-- Do this --
Pictures do not belong in the copy; transcribe everything else in the records exactly.

------------

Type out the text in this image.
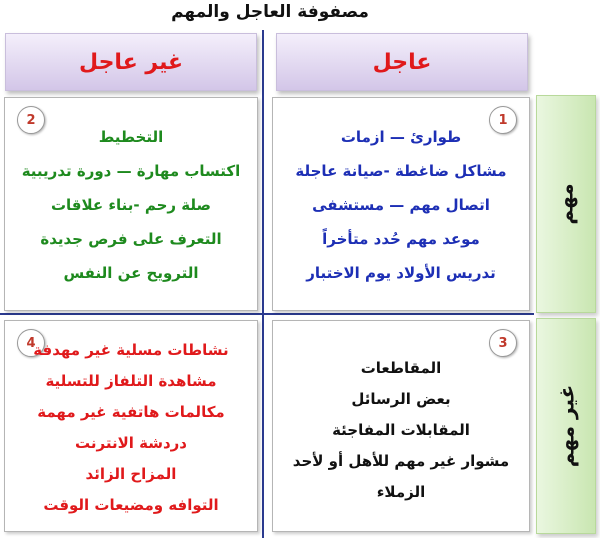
مصفوفة العاجل والمهم
عاجل
غير عاجل
مهم
غير مهم
1
طوارئ — ازمات
مشاكل ضاغطة -صيانة عاجلة
اتصال مهم — مستشفى
موعد مهم حُدد متأخراً
تدريس الأولاد يوم الاختبار
2
التخطيط
اكتساب مهارة — دورة تدريبية
صلة رحم -بناء علاقات
التعرف على فرص جديدة
الترويح عن النفس
3
المقاطعات
بعض الرسائل
المقابلات المفاجئة
مشوار غير مهم للأهل أو لأحد الزملاء
4
نشاطات مسلية غير مهدفة
مشاهدة التلفاز للتسلية
مكالمات هاتفية غير مهمة
دردشة الانترنت
المزاح الزائد
التوافه ومضيعات الوقت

------------

-- Output below --
Type out the text in this image.
مصفوفة العاجل والمهم
عاجل
غير عاجل
مهم
غير مهم
1
طوارئ — ازمات
مشاكل ضاغطة -صيانة عاجلة
اتصال مهم — مستشفى
موعد مهم حُدد متأخراً
تدريس الأولاد يوم الاختبار
2
التخطيط
اكتساب مهارة — دورة تدريبية
صلة رحم -بناء علاقات
التعرف على فرص جديدة
الترويح عن النفس
3
المقاطعات
بعض الرسائل
المقابلات المفاجئة
مشوار غير مهم للأهل أو لأحد الزملاء
4
نشاطات مسلية غير مهدفة
مشاهدة التلفاز للتسلية
مكالمات هاتفية غير مهمة
دردشة الانترنت
المزاح الزائد
التوافه ومضيعات الوقت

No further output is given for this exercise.